[Begin]

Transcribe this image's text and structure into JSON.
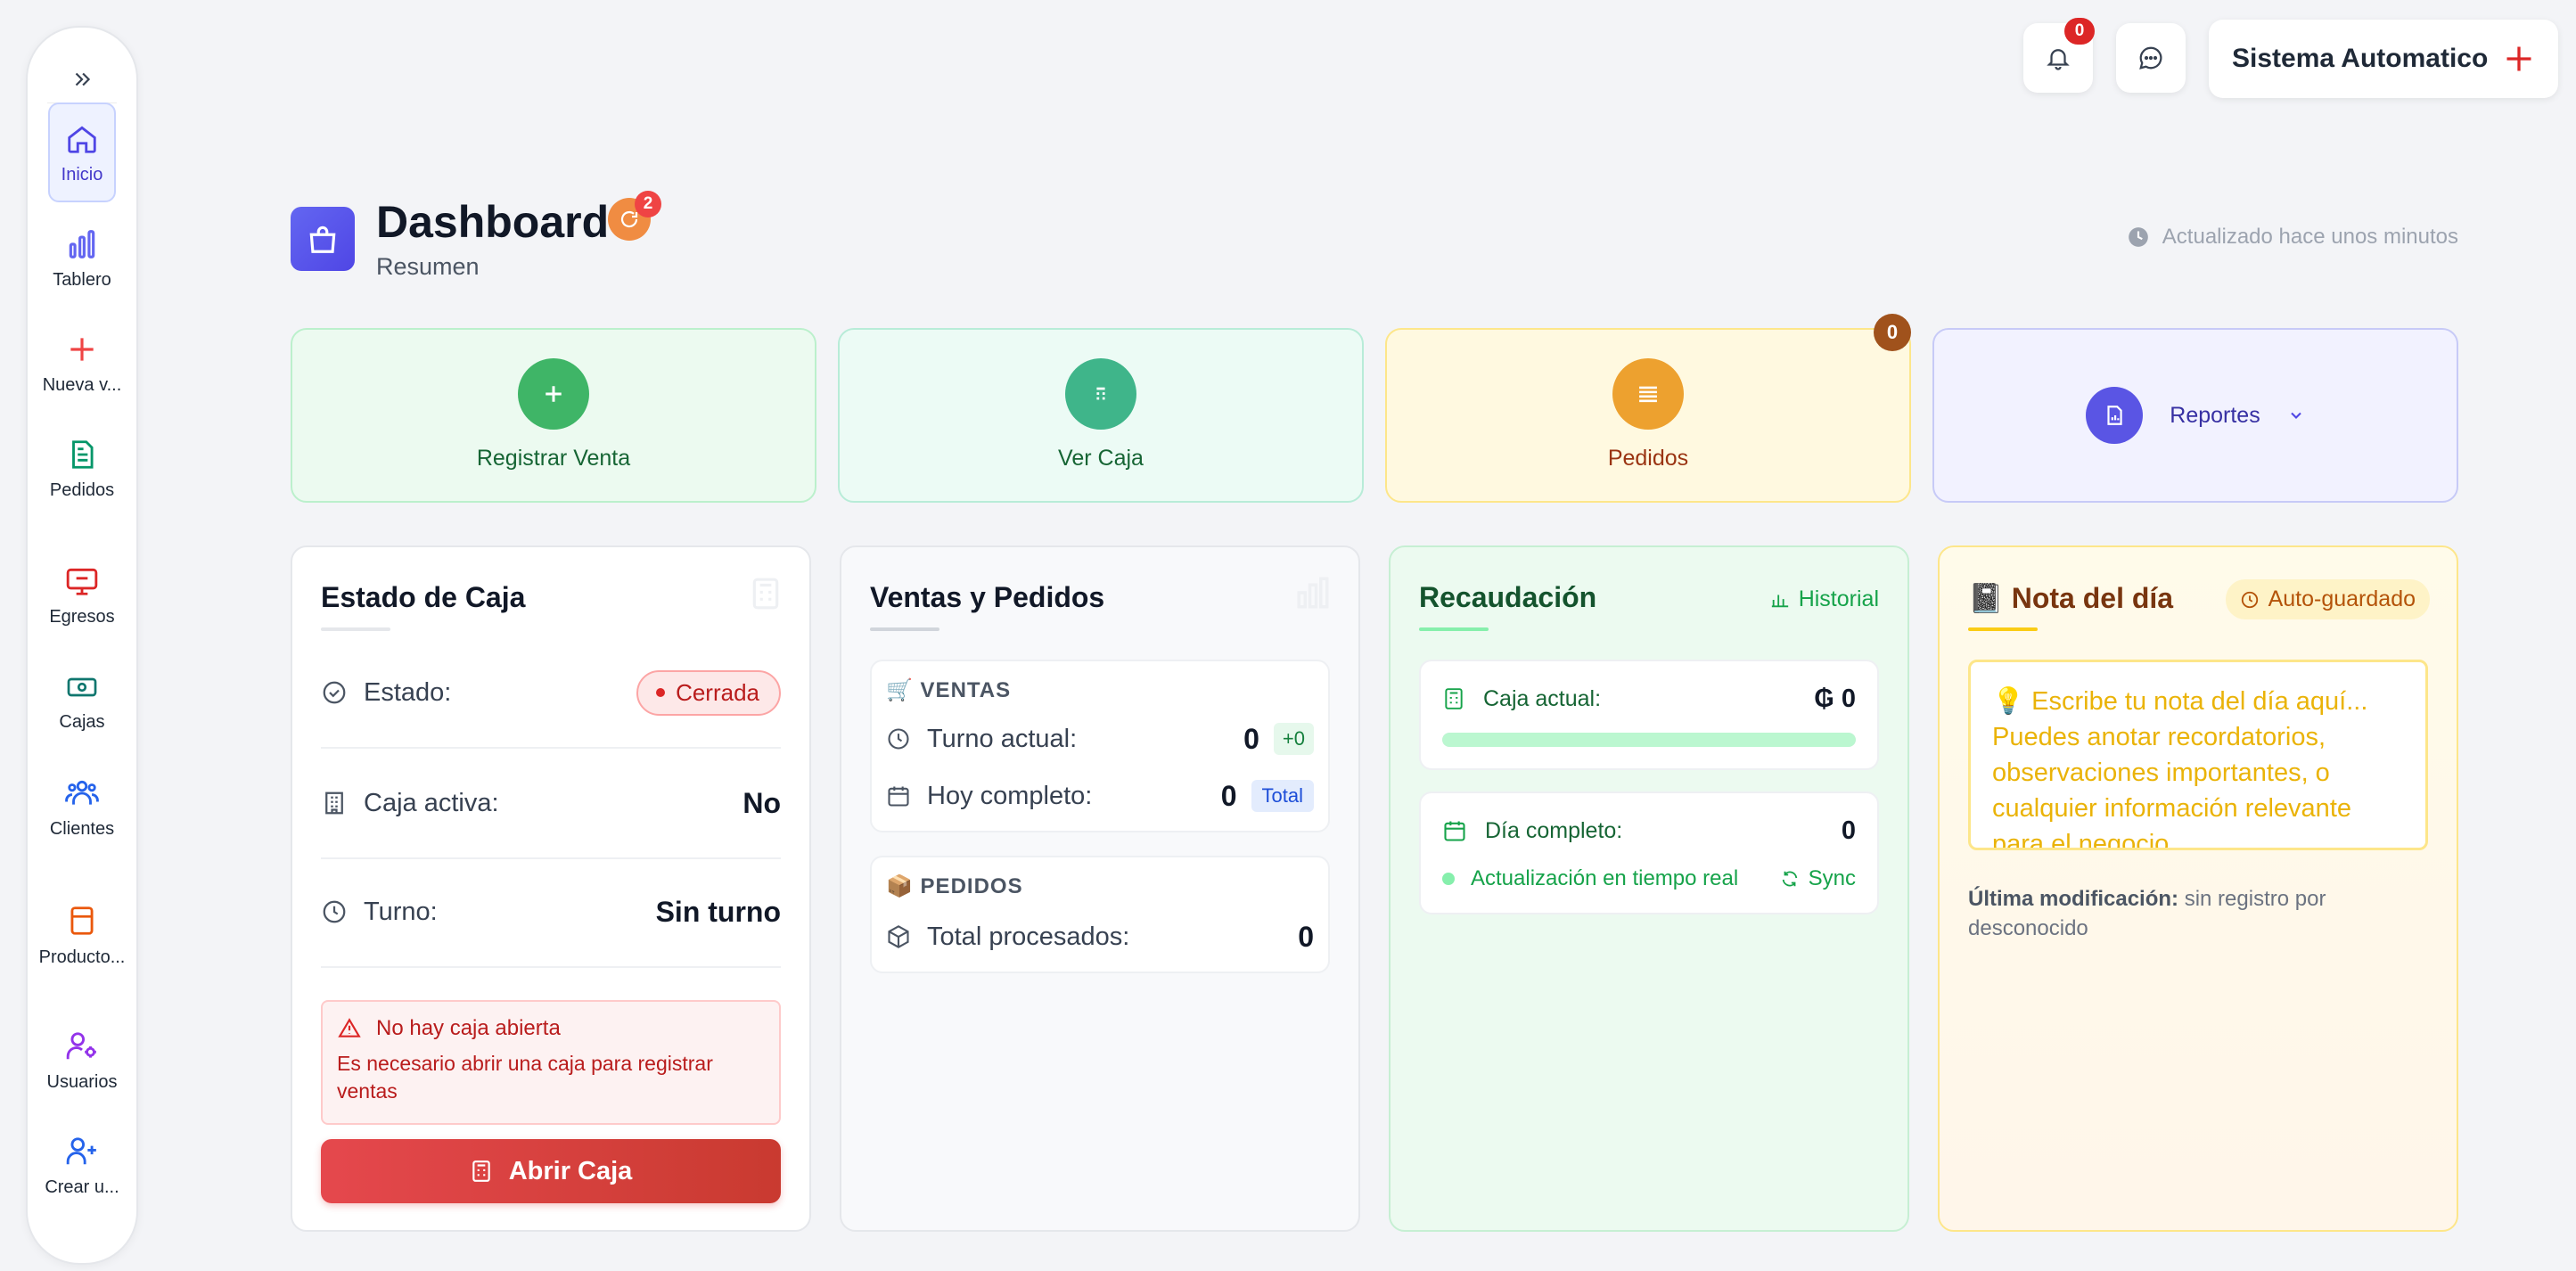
{
  "sidebar": {
    "toggle_icon": "chevrons-right-icon",
    "items": [
      {
        "label": "Inicio",
        "icon": "home-icon"
      },
      {
        "label": "Tablero",
        "icon": "bar-chart-icon"
      },
      {
        "label": "Nueva v...",
        "icon": "plus-icon"
      },
      {
        "label": "Pedidos",
        "icon": "document-icon"
      },
      {
        "label": "Egresos",
        "icon": "monitor-icon"
      },
      {
        "label": "Cajas",
        "icon": "cash-icon"
      },
      {
        "label": "Clientes",
        "icon": "users-icon"
      },
      {
        "label": "Producto...",
        "icon": "box-icon"
      },
      {
        "label": "Usuarios",
        "icon": "user-cog-icon"
      },
      {
        "label": "Crear u...",
        "icon": "user-plus-icon"
      }
    ]
  },
  "topbar": {
    "notifications_count": "0",
    "user_name": "Sistema Automatico"
  },
  "header": {
    "title": "Dashboard",
    "subtitle": "Resumen",
    "title_badge": "2",
    "updated_text": "Actualizado hace unos minutos"
  },
  "actions": {
    "register_sale": "Registrar Venta",
    "view_cash": "Ver Caja",
    "orders": "Pedidos",
    "orders_badge": "0",
    "reports": "Reportes"
  },
  "estado_caja": {
    "title": "Estado de Caja",
    "estado_label": "Estado:",
    "estado_value": "Cerrada",
    "caja_activa_label": "Caja activa:",
    "caja_activa_value": "No",
    "turno_label": "Turno:",
    "turno_value": "Sin turno",
    "alert_title": "No hay caja abierta",
    "alert_text": "Es necesario abrir una caja para registrar ventas",
    "open_button": "Abrir Caja"
  },
  "ventas_pedidos": {
    "title": "Ventas y Pedidos",
    "ventas_header": "🛒 VENTAS",
    "turno_actual_label": "Turno actual:",
    "turno_actual_value": "0",
    "turno_actual_delta": "+0",
    "hoy_label": "Hoy completo:",
    "hoy_value": "0",
    "hoy_tag": "Total",
    "pedidos_header": "📦 PEDIDOS",
    "total_label": "Total procesados:",
    "total_value": "0"
  },
  "recaudacion": {
    "title": "Recaudación",
    "historial": "Historial",
    "caja_actual_label": "Caja actual:",
    "caja_actual_value": "₲ 0",
    "caja_progress": 1,
    "dia_label": "Día completo:",
    "dia_value": "0",
    "realtime": "Actualización en tiempo real",
    "sync": "Sync"
  },
  "nota": {
    "title": "📓 Nota del día",
    "autosave": "Auto-guardado",
    "placeholder": "💡 Escribe tu nota del día aquí... Puedes anotar recordatorios, observaciones importantes, o cualquier información relevante para el negocio.",
    "last_mod_label": "Última modificación:",
    "last_mod_value": " sin registro por desconocido"
  },
  "colors": {
    "accent": "#4f46e5",
    "green": "#16a34a",
    "red": "#dc2626",
    "orange": "#ea9a2d",
    "yellow_border": "#fde68a"
  }
}
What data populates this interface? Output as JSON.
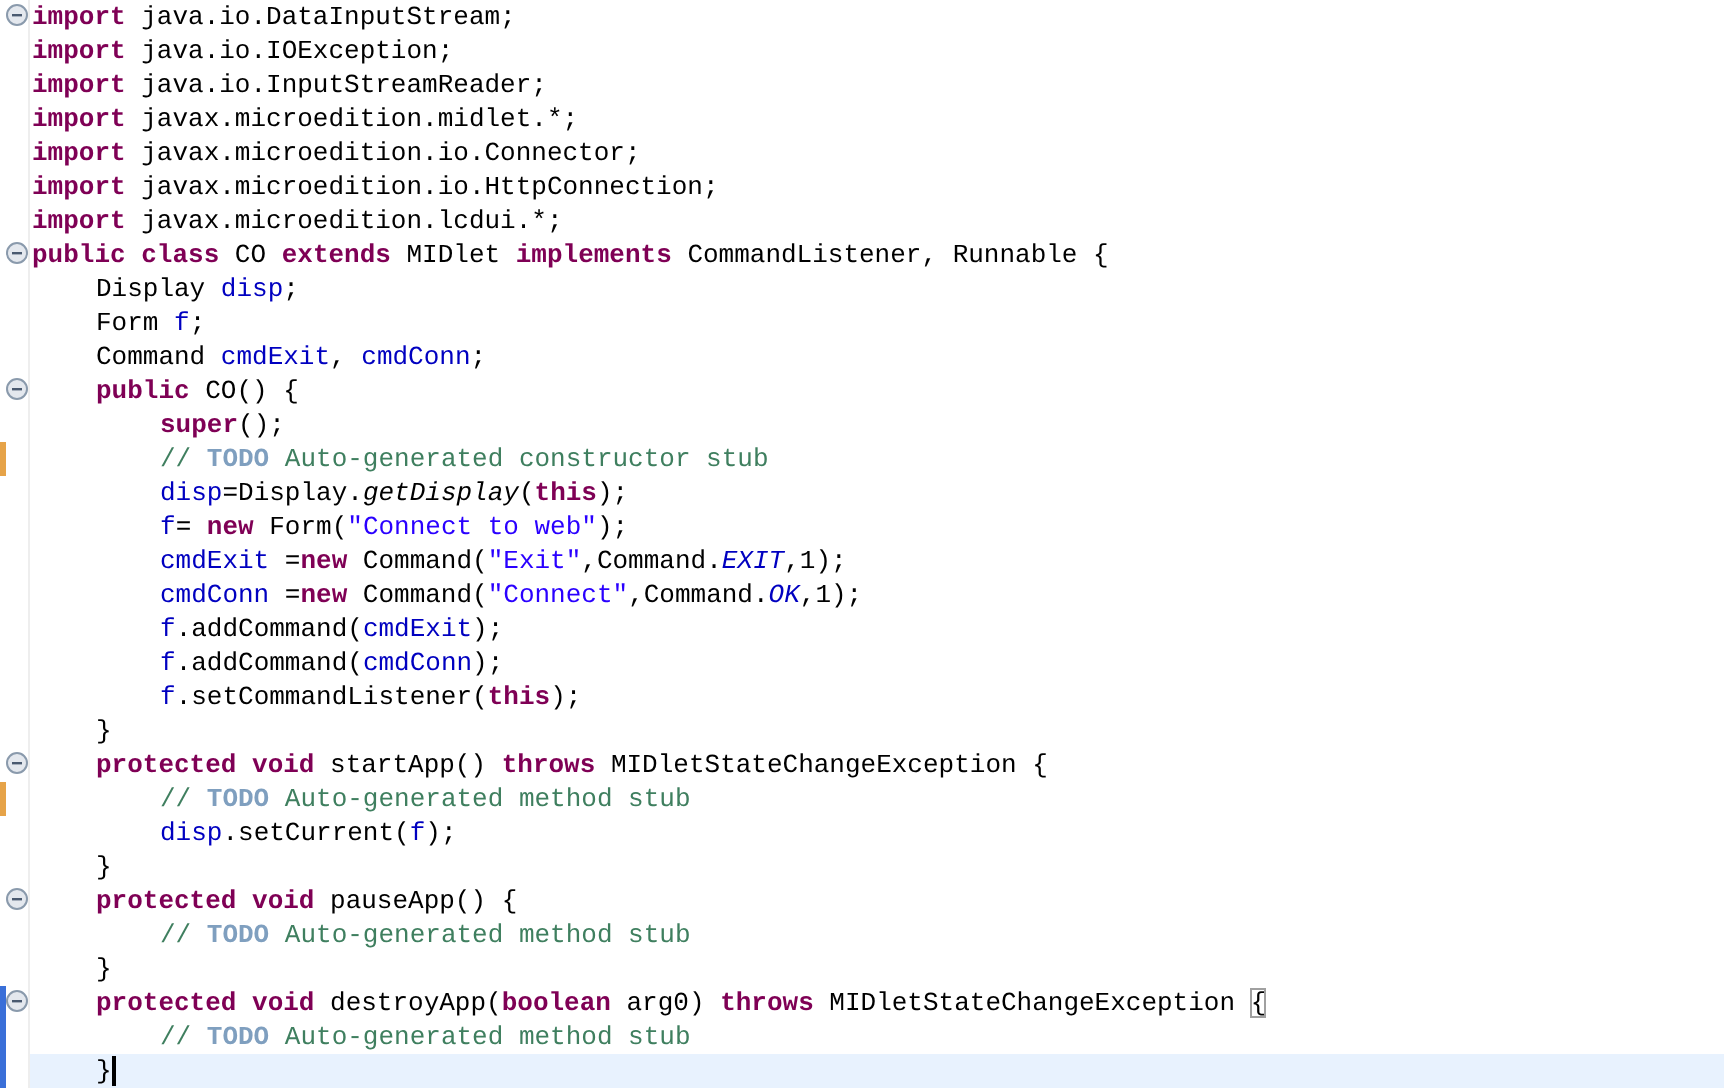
{
  "editor": {
    "lines": [
      {
        "fold": true,
        "current": false,
        "tokens": [
          {
            "kind": "keyword",
            "text": "import"
          },
          {
            "kind": "plain",
            "text": " java.io.DataInputStream;"
          }
        ]
      },
      {
        "fold": false,
        "current": false,
        "tokens": [
          {
            "kind": "keyword",
            "text": "import"
          },
          {
            "kind": "plain",
            "text": " java.io.IOException;"
          }
        ]
      },
      {
        "fold": false,
        "current": false,
        "tokens": [
          {
            "kind": "keyword",
            "text": "import"
          },
          {
            "kind": "plain",
            "text": " java.io.InputStreamReader;"
          }
        ]
      },
      {
        "fold": false,
        "current": false,
        "tokens": [
          {
            "kind": "keyword",
            "text": "import"
          },
          {
            "kind": "plain",
            "text": " javax.microedition.midlet.*;"
          }
        ]
      },
      {
        "fold": false,
        "current": false,
        "tokens": [
          {
            "kind": "keyword",
            "text": "import"
          },
          {
            "kind": "plain",
            "text": " javax.microedition.io.Connector;"
          }
        ]
      },
      {
        "fold": false,
        "current": false,
        "tokens": [
          {
            "kind": "keyword",
            "text": "import"
          },
          {
            "kind": "plain",
            "text": " javax.microedition.io.HttpConnection;"
          }
        ]
      },
      {
        "fold": false,
        "current": false,
        "tokens": [
          {
            "kind": "keyword",
            "text": "import"
          },
          {
            "kind": "plain",
            "text": " javax.microedition.lcdui.*;"
          }
        ]
      },
      {
        "fold": true,
        "current": false,
        "tokens": [
          {
            "kind": "keyword",
            "text": "public class"
          },
          {
            "kind": "plain",
            "text": " CO "
          },
          {
            "kind": "keyword",
            "text": "extends"
          },
          {
            "kind": "plain",
            "text": " MIDlet "
          },
          {
            "kind": "keyword",
            "text": "implements"
          },
          {
            "kind": "plain",
            "text": " CommandListener, Runnable {"
          }
        ],
        "children": [
          {
            "fold": false,
            "current": false,
            "tokens": [
              {
                "kind": "plain",
                "text": "Display "
              },
              {
                "kind": "field",
                "text": "disp"
              },
              {
                "kind": "plain",
                "text": ";"
              }
            ]
          },
          {
            "fold": false,
            "current": false,
            "tokens": [
              {
                "kind": "plain",
                "text": "Form "
              },
              {
                "kind": "field",
                "text": "f"
              },
              {
                "kind": "plain",
                "text": ";"
              }
            ]
          },
          {
            "fold": false,
            "current": false,
            "tokens": [
              {
                "kind": "plain",
                "text": "Command "
              },
              {
                "kind": "field",
                "text": "cmdExit"
              },
              {
                "kind": "plain",
                "text": ", "
              },
              {
                "kind": "field",
                "text": "cmdConn"
              },
              {
                "kind": "plain",
                "text": ";"
              }
            ]
          },
          {
            "fold": true,
            "current": false,
            "tokens": [
              {
                "kind": "keyword",
                "text": "public"
              },
              {
                "kind": "plain",
                "text": " CO() {"
              }
            ],
            "children": [
              {
                "fold": false,
                "current": false,
                "tokens": [
                  {
                    "kind": "keyword",
                    "text": "super"
                  },
                  {
                    "kind": "plain",
                    "text": "();"
                  }
                ]
              },
              {
                "fold": false,
                "current": false,
                "color": "#e6a348",
                "tokens": [
                  {
                    "kind": "comment",
                    "text": "// "
                  },
                  {
                    "kind": "todo",
                    "text": "TODO"
                  },
                  {
                    "kind": "comment",
                    "text": " Auto-generated constructor stub"
                  }
                ]
              },
              {
                "fold": false,
                "current": false,
                "tokens": [
                  {
                    "kind": "field",
                    "text": "disp"
                  },
                  {
                    "kind": "plain",
                    "text": "=Display."
                  },
                  {
                    "kind": "method",
                    "text": "getDisplay"
                  },
                  {
                    "kind": "plain",
                    "text": "("
                  },
                  {
                    "kind": "keyword",
                    "text": "this"
                  },
                  {
                    "kind": "plain",
                    "text": ");"
                  }
                ]
              },
              {
                "fold": false,
                "current": false,
                "tokens": [
                  {
                    "kind": "field",
                    "text": "f"
                  },
                  {
                    "kind": "plain",
                    "text": "= "
                  },
                  {
                    "kind": "keyword",
                    "text": "new"
                  },
                  {
                    "kind": "plain",
                    "text": " Form("
                  },
                  {
                    "kind": "string",
                    "text": "\"Connect to web\""
                  },
                  {
                    "kind": "plain",
                    "text": ");"
                  }
                ]
              },
              {
                "fold": false,
                "current": false,
                "tokens": [
                  {
                    "kind": "field",
                    "text": "cmdExit"
                  },
                  {
                    "kind": "plain",
                    "text": " ="
                  },
                  {
                    "kind": "keyword",
                    "text": "new"
                  },
                  {
                    "kind": "plain",
                    "text": " Command("
                  },
                  {
                    "kind": "string",
                    "text": "\"Exit\""
                  },
                  {
                    "kind": "plain",
                    "text": ",Command."
                  },
                  {
                    "kind": "constant",
                    "text": "EXIT"
                  },
                  {
                    "kind": "plain",
                    "text": ",1);"
                  }
                ]
              },
              {
                "fold": false,
                "current": false,
                "tokens": [
                  {
                    "kind": "field",
                    "text": "cmdConn"
                  },
                  {
                    "kind": "plain",
                    "text": " ="
                  },
                  {
                    "kind": "keyword",
                    "text": "new"
                  },
                  {
                    "kind": "plain",
                    "text": " Command("
                  },
                  {
                    "kind": "string",
                    "text": "\"Connect\""
                  },
                  {
                    "kind": "plain",
                    "text": ",Command."
                  },
                  {
                    "kind": "constant",
                    "text": "OK"
                  },
                  {
                    "kind": "plain",
                    "text": ",1);"
                  }
                ]
              },
              {
                "fold": false,
                "current": false,
                "tokens": [
                  {
                    "kind": "field",
                    "text": "f"
                  },
                  {
                    "kind": "plain",
                    "text": ".addCommand("
                  },
                  {
                    "kind": "field",
                    "text": "cmdExit"
                  },
                  {
                    "kind": "plain",
                    "text": ");"
                  }
                ]
              },
              {
                "fold": false,
                "current": false,
                "tokens": [
                  {
                    "kind": "field",
                    "text": "f"
                  },
                  {
                    "kind": "plain",
                    "text": ".addCommand("
                  },
                  {
                    "kind": "field",
                    "text": "cmdConn"
                  },
                  {
                    "kind": "plain",
                    "text": ");"
                  }
                ]
              },
              {
                "fold": false,
                "current": false,
                "tokens": [
                  {
                    "kind": "field",
                    "text": "f"
                  },
                  {
                    "kind": "plain",
                    "text": ".setCommandListener("
                  },
                  {
                    "kind": "keyword",
                    "text": "this"
                  },
                  {
                    "kind": "plain",
                    "text": ");"
                  }
                ]
              }
            ]
          },
          {
            "fold": false,
            "current": false,
            "tokens": [
              {
                "kind": "plain",
                "text": "}"
              }
            ]
          },
          {
            "fold": true,
            "current": false,
            "tokens": [
              {
                "kind": "keyword",
                "text": "protected void"
              },
              {
                "kind": "plain",
                "text": " startApp() "
              },
              {
                "kind": "keyword",
                "text": "throws"
              },
              {
                "kind": "plain",
                "text": " MIDletStateChangeException {"
              }
            ],
            "children": [
              {
                "fold": false,
                "current": false,
                "color": "#e6a348",
                "tokens": [
                  {
                    "kind": "comment",
                    "text": "// "
                  },
                  {
                    "kind": "todo",
                    "text": "TODO"
                  },
                  {
                    "kind": "comment",
                    "text": " Auto-generated method stub"
                  }
                ]
              },
              {
                "fold": false,
                "current": false,
                "tokens": [
                  {
                    "kind": "field",
                    "text": "disp"
                  },
                  {
                    "kind": "plain",
                    "text": ".setCurrent("
                  },
                  {
                    "kind": "field",
                    "text": "f"
                  },
                  {
                    "kind": "plain",
                    "text": ");"
                  }
                ]
              }
            ]
          },
          {
            "fold": false,
            "current": false,
            "tokens": [
              {
                "kind": "plain",
                "text": "}"
              }
            ]
          },
          {
            "fold": true,
            "current": false,
            "tokens": [
              {
                "kind": "keyword",
                "text": "protected void"
              },
              {
                "kind": "plain",
                "text": " pauseApp() {"
              }
            ],
            "children": [
              {
                "fold": false,
                "current": false,
                "tokens": [
                  {
                    "kind": "comment",
                    "text": "// "
                  },
                  {
                    "kind": "todo",
                    "text": "TODO"
                  },
                  {
                    "kind": "comment",
                    "text": " Auto-generated method stub"
                  }
                ]
              }
            ]
          },
          {
            "fold": false,
            "current": false,
            "tokens": [
              {
                "kind": "plain",
                "text": "}"
              }
            ]
          },
          {
            "fold": true,
            "current": false,
            "color": "#3a6fd8",
            "tokens": [
              {
                "kind": "keyword",
                "text": "protected void"
              },
              {
                "kind": "plain",
                "text": " destroyApp("
              },
              {
                "kind": "keyword",
                "text": "boolean"
              },
              {
                "kind": "plain",
                "text": " arg0) "
              },
              {
                "kind": "keyword",
                "text": "throws"
              },
              {
                "kind": "plain",
                "text": " MIDletStateChangeException "
              },
              {
                "kind": "matched-bracket",
                "text": "{"
              }
            ],
            "children": [
              {
                "fold": false,
                "current": false,
                "color": "#3a6fd8",
                "tokens": [
                  {
                    "kind": "comment",
                    "text": "// "
                  },
                  {
                    "kind": "todo",
                    "text": "TODO"
                  },
                  {
                    "kind": "comment",
                    "text": " Auto-generated method stub"
                  }
                ]
              }
            ]
          },
          {
            "fold": false,
            "current": true,
            "color": "#3a6fd8",
            "tokens": [
              {
                "kind": "plain",
                "text": "}"
              }
            ]
          }
        ]
      }
    ]
  }
}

[End]

*AIM*:
Extract from the data every line where "para" shows up.

*COMPLETE RESPONSE*:
    "alert_text": "Es necesario abrir una caja para registrar ventas",
    "placeholder": "💡 Escribe tu nota del día aquí... Puedes anotar recordatorios, observaciones importantes, o cualquier información relevante para el negocio.",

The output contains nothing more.